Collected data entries
----------
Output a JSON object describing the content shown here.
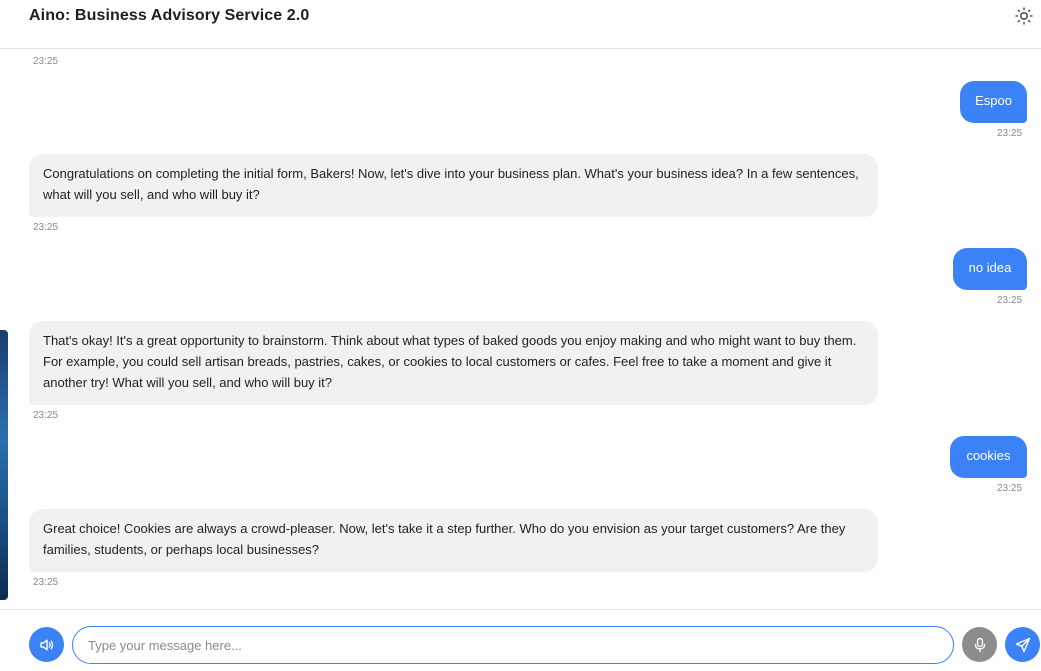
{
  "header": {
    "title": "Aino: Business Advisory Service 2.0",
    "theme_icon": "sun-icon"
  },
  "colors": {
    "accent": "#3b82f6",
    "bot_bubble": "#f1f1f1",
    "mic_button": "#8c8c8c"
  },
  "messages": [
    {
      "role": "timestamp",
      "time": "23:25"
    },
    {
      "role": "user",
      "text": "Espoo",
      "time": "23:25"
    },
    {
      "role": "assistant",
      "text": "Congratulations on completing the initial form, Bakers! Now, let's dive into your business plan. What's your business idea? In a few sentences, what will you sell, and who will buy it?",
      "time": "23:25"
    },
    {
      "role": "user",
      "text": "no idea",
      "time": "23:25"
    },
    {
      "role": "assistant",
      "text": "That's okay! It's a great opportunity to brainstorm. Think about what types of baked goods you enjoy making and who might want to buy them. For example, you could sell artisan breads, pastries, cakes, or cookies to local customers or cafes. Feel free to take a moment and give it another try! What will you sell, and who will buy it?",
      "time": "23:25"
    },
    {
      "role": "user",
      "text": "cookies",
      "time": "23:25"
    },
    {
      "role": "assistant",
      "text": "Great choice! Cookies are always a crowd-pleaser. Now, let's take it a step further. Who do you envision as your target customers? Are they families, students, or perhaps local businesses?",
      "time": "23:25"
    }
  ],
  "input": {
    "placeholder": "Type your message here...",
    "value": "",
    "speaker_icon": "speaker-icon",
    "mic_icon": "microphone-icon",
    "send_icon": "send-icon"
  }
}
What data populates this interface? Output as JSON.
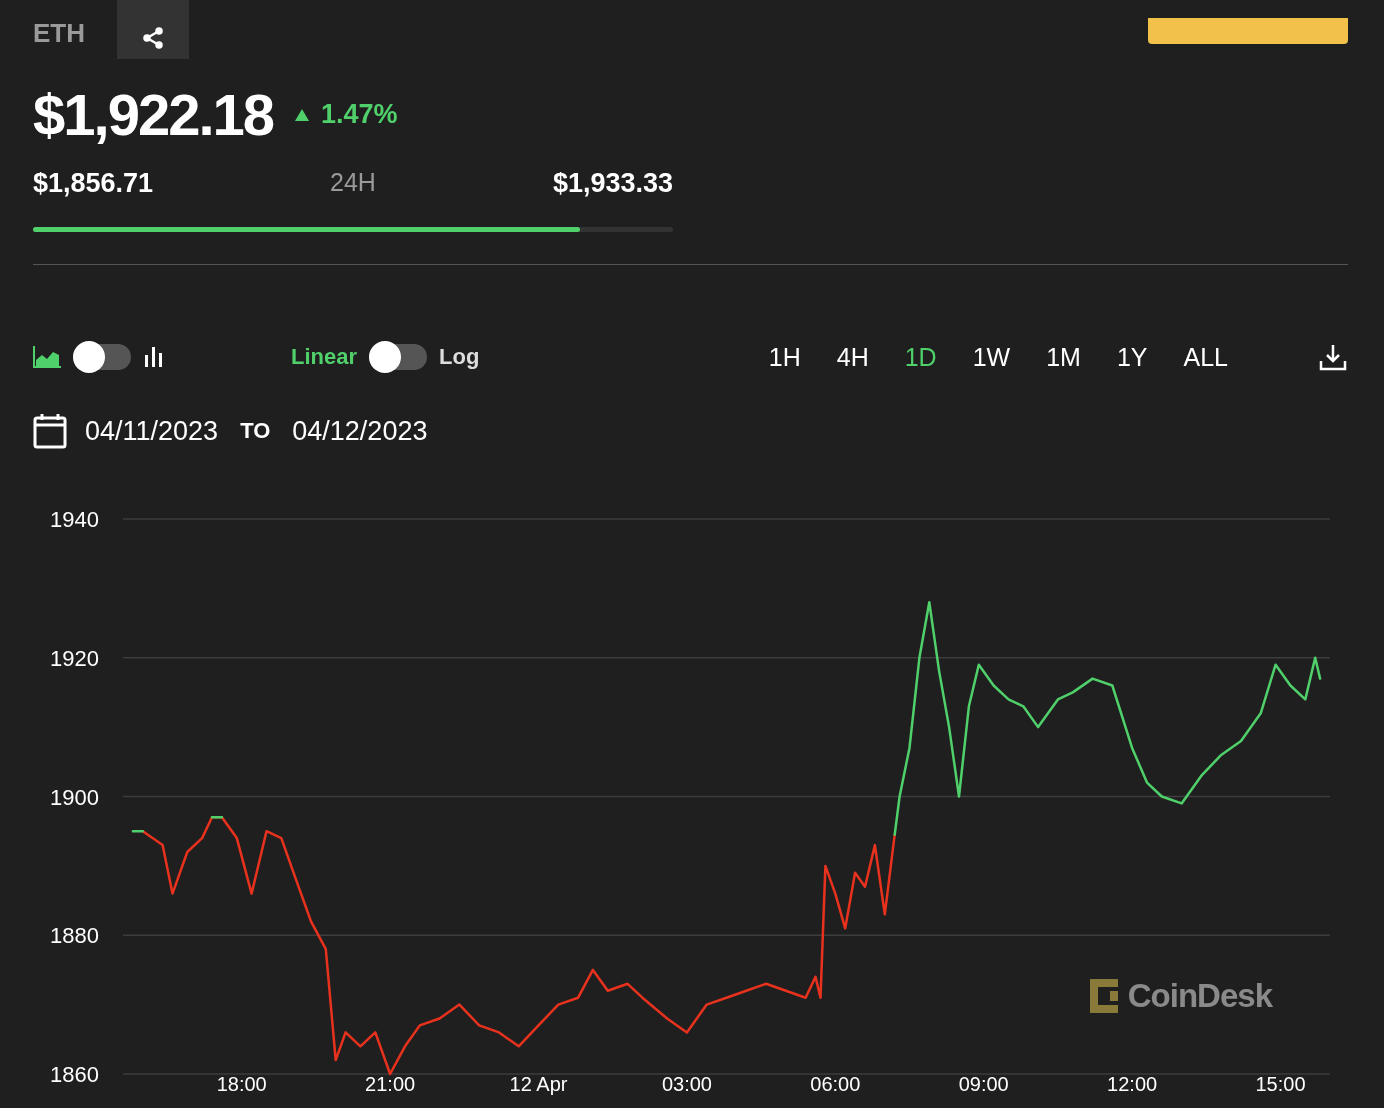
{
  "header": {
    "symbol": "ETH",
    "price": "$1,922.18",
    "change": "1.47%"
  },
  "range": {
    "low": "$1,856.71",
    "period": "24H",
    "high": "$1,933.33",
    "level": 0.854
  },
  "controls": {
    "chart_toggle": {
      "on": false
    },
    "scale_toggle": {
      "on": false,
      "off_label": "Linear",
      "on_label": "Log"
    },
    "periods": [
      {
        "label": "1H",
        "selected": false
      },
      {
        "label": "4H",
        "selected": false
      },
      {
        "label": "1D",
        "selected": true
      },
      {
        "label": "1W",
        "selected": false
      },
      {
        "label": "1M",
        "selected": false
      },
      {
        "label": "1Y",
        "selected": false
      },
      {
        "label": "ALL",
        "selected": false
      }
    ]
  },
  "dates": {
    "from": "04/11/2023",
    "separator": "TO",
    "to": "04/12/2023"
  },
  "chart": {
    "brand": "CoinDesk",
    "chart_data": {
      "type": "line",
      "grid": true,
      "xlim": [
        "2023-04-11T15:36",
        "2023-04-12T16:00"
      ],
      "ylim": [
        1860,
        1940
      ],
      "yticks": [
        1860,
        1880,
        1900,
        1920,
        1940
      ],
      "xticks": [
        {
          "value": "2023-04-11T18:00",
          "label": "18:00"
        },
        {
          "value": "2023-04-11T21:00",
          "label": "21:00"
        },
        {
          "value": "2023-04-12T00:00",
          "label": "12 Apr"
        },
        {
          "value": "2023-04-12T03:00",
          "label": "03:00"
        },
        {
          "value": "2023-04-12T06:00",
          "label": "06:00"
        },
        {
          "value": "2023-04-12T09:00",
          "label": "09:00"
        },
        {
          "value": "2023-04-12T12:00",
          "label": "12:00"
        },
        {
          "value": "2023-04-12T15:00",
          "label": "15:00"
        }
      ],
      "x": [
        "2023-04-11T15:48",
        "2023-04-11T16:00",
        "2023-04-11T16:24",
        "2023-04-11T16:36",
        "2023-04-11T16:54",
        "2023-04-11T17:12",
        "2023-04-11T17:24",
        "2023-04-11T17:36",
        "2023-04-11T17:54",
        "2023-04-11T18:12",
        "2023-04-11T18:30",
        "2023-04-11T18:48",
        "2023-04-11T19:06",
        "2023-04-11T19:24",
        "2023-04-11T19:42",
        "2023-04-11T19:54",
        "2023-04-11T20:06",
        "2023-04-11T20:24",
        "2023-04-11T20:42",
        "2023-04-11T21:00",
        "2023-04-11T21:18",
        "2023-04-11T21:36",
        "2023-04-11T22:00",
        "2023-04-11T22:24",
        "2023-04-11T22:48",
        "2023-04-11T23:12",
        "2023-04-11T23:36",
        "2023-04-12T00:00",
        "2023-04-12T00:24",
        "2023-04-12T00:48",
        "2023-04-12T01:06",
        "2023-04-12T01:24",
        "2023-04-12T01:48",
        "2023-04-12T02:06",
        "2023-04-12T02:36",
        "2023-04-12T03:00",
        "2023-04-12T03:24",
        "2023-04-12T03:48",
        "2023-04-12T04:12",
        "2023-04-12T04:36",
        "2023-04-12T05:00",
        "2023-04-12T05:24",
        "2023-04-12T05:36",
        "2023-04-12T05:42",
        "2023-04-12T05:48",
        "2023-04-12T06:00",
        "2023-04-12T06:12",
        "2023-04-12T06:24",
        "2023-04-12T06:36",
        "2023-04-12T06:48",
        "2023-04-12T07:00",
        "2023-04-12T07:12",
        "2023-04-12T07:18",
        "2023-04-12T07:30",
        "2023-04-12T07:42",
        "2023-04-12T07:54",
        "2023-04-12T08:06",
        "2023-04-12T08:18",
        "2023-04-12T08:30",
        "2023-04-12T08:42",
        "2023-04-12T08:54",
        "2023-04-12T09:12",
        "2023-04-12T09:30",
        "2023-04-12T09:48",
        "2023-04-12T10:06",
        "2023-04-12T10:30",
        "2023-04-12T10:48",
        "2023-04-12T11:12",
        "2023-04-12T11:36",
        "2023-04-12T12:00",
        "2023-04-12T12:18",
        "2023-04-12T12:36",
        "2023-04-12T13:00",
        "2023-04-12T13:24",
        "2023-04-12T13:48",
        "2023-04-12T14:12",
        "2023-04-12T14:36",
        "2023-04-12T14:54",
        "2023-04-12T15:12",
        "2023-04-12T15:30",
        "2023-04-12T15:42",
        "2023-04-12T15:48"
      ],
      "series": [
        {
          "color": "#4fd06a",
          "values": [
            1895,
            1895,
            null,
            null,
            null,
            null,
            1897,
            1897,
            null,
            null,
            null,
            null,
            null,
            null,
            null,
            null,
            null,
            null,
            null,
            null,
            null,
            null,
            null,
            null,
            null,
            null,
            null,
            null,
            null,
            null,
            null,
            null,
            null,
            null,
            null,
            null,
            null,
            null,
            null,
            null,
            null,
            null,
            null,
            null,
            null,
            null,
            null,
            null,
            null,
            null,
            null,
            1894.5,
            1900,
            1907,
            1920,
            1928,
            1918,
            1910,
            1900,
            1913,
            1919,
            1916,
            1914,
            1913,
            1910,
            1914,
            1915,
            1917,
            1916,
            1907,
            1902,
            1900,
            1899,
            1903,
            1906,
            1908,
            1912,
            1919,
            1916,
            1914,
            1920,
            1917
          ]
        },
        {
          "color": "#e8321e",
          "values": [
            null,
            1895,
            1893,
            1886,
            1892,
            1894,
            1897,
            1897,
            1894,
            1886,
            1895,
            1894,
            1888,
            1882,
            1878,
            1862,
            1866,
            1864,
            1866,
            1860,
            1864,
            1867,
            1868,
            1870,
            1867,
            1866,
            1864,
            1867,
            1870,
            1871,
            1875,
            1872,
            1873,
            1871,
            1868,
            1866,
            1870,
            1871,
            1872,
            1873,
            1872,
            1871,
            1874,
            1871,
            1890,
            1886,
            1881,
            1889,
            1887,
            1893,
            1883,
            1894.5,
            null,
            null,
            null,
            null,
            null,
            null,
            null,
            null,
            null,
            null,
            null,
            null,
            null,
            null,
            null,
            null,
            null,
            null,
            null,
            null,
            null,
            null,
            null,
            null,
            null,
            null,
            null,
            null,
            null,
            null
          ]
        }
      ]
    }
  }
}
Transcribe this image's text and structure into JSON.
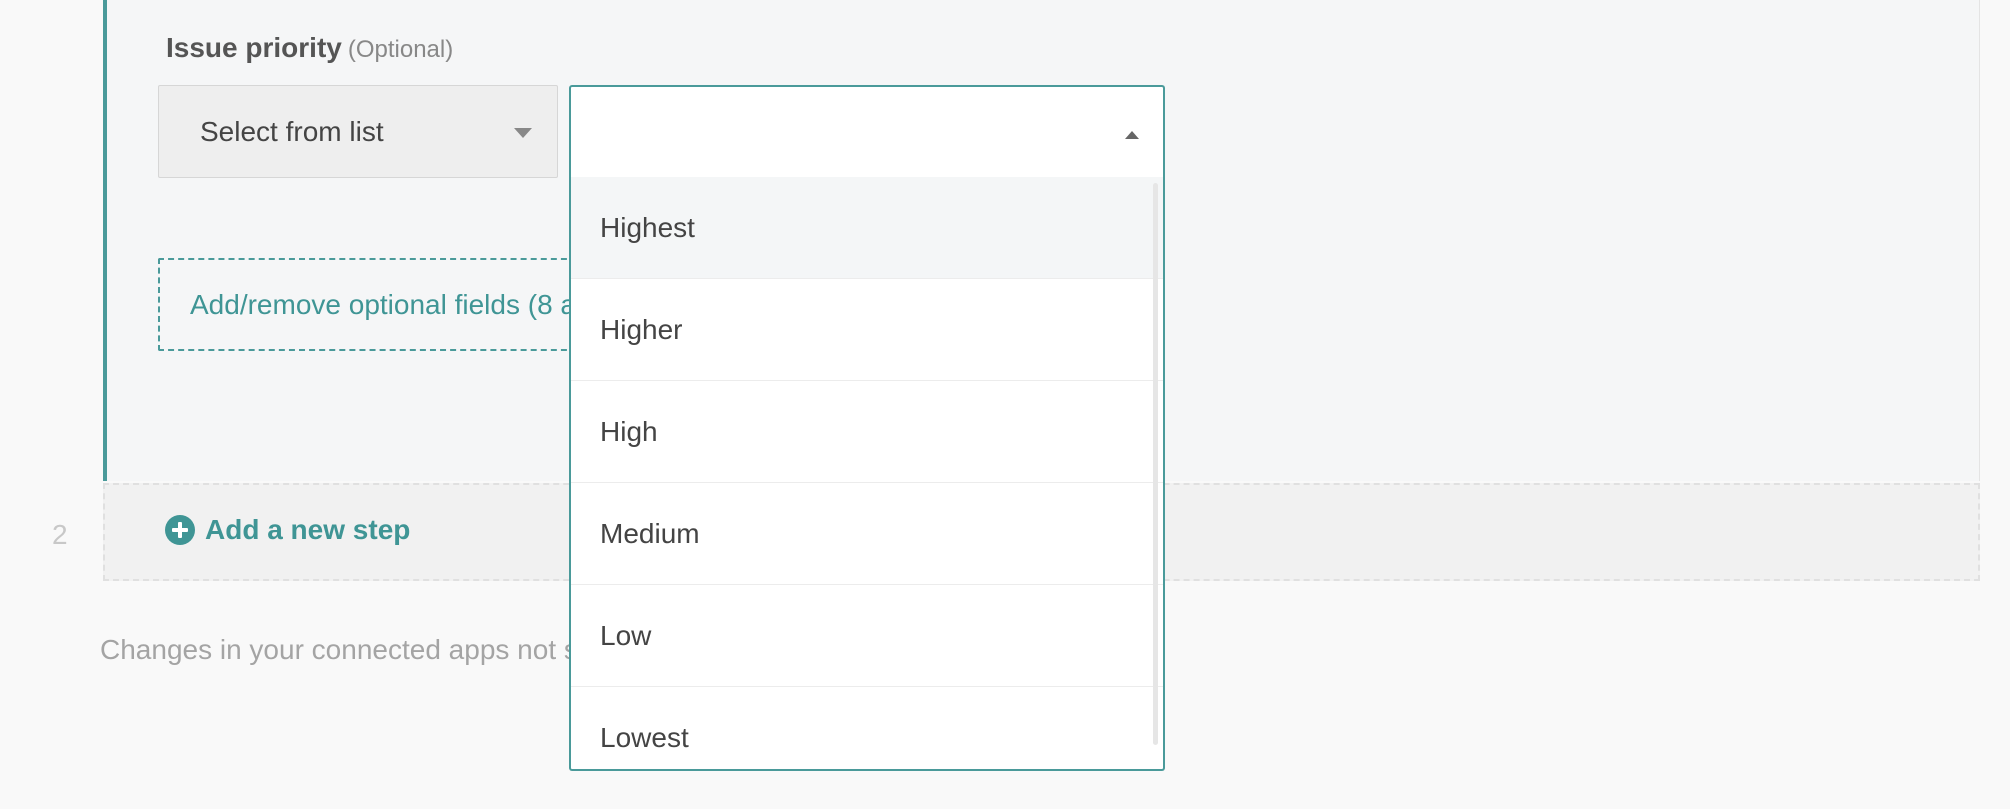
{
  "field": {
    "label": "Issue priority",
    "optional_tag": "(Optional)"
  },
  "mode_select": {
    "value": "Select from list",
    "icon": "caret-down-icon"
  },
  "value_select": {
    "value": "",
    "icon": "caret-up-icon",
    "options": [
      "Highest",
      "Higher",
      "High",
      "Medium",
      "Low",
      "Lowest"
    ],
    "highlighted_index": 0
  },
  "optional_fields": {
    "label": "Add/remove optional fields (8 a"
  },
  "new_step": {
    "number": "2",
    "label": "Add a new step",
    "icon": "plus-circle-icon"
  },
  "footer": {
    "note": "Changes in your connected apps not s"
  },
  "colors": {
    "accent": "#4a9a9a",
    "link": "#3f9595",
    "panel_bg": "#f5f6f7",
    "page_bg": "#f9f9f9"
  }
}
----------
Short exercise.
From the line with "Transcribe this image's" down to the end of the entries, retype each line exactly as written, but drop the pictures.

Exercise result.
Transcribe this image's text and structure into JSON.
{
  "field": {
    "label": "Issue priority",
    "optional_tag": "(Optional)"
  },
  "mode_select": {
    "value": "Select from list",
    "icon": "caret-down-icon"
  },
  "value_select": {
    "value": "",
    "icon": "caret-up-icon",
    "options": [
      "Highest",
      "Higher",
      "High",
      "Medium",
      "Low",
      "Lowest"
    ],
    "highlighted_index": 0
  },
  "optional_fields": {
    "label": "Add/remove optional fields (8 a"
  },
  "new_step": {
    "number": "2",
    "label": "Add a new step",
    "icon": "plus-circle-icon"
  },
  "footer": {
    "note": "Changes in your connected apps not s"
  },
  "colors": {
    "accent": "#4a9a9a",
    "link": "#3f9595",
    "panel_bg": "#f5f6f7",
    "page_bg": "#f9f9f9"
  }
}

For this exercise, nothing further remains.